### [THE REQUEST]
Please transcribe the records precisely; pictures stay out of your copy.

### [RECORDS FOR THIS TASK]
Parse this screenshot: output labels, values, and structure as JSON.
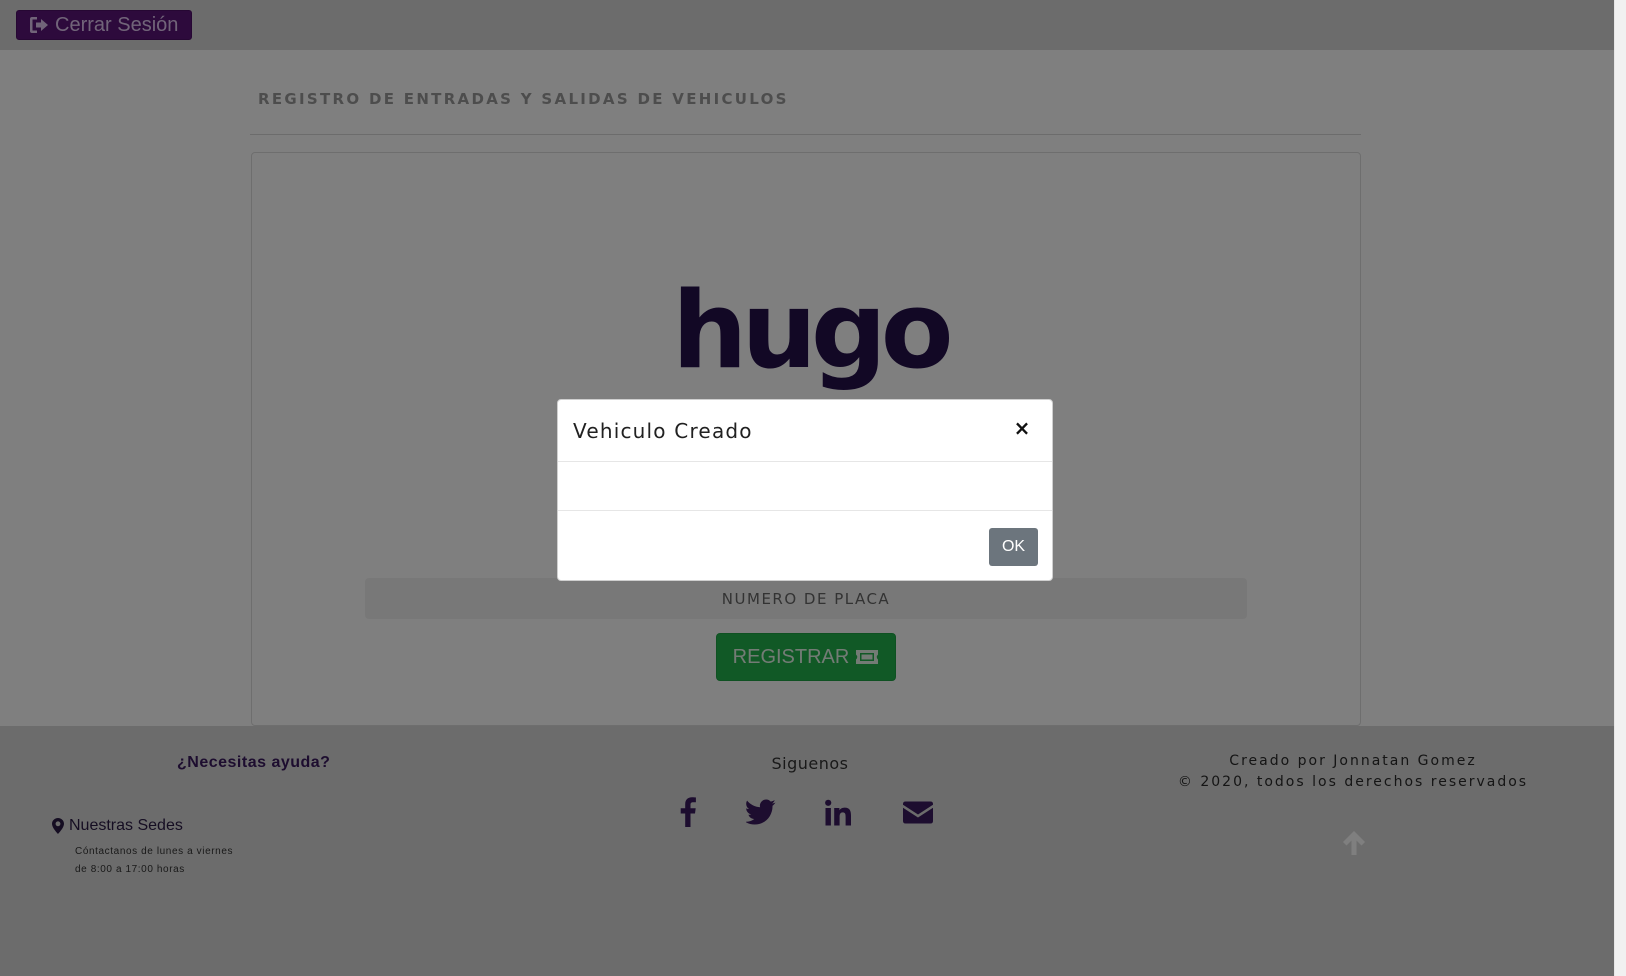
{
  "topbar": {
    "logout_label": "Cerrar Sesión"
  },
  "main": {
    "title": "REGISTRO DE ENTRADAS Y SALIDAS DE VEHICULOS",
    "logo_text": "hugo",
    "plate_placeholder": "NUMERO DE PLACA",
    "register_label": "REGISTRAR"
  },
  "footer": {
    "help_title": "¿Necesitas ayuda?",
    "sedes_title": "Nuestras Sedes",
    "sedes_line1": "Cóntactanos de lunes a viernes",
    "sedes_line2": "de 8:00 a 17:00 horas",
    "follow_title": "Siguenos",
    "credits_line1": "Creado por Jonnatan Gomez",
    "credits_line2": "© 2020, todos los derechos reservados"
  },
  "modal": {
    "title": "Vehiculo Creado",
    "close_symbol": "×",
    "body_text": "",
    "ok_label": "OK"
  },
  "colors": {
    "brand_purple": "#5a1478",
    "logo_navy": "#24104a",
    "register_green": "#22b24c",
    "ok_gray": "#6c757d"
  },
  "icons": [
    "sign-out-icon",
    "ticket-icon",
    "map-marker-icon",
    "facebook-icon",
    "twitter-icon",
    "linkedin-icon",
    "envelope-icon",
    "arrow-up-icon"
  ]
}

### [THE SOLUTION]
Parse this screenshot: output labels, values, and structure as JSON.
{
  "topbar": {
    "logout_label": "Cerrar Sesión"
  },
  "main": {
    "title": "REGISTRO DE ENTRADAS Y SALIDAS DE VEHICULOS",
    "logo_text": "hugo",
    "plate_placeholder": "NUMERO DE PLACA",
    "register_label": "REGISTRAR"
  },
  "footer": {
    "help_title": "¿Necesitas ayuda?",
    "sedes_title": "Nuestras Sedes",
    "sedes_line1": "Cóntactanos de lunes a viernes",
    "sedes_line2": "de 8:00 a 17:00 horas",
    "follow_title": "Siguenos",
    "credits_line1": "Creado por Jonnatan Gomez",
    "credits_line2": "© 2020, todos los derechos reservados"
  },
  "modal": {
    "title": "Vehiculo Creado",
    "close_symbol": "×",
    "body_text": "",
    "ok_label": "OK"
  },
  "colors": {
    "brand_purple": "#5a1478",
    "logo_navy": "#24104a",
    "register_green": "#22b24c",
    "ok_gray": "#6c757d"
  },
  "icons": [
    "sign-out-icon",
    "ticket-icon",
    "map-marker-icon",
    "facebook-icon",
    "twitter-icon",
    "linkedin-icon",
    "envelope-icon",
    "arrow-up-icon"
  ]
}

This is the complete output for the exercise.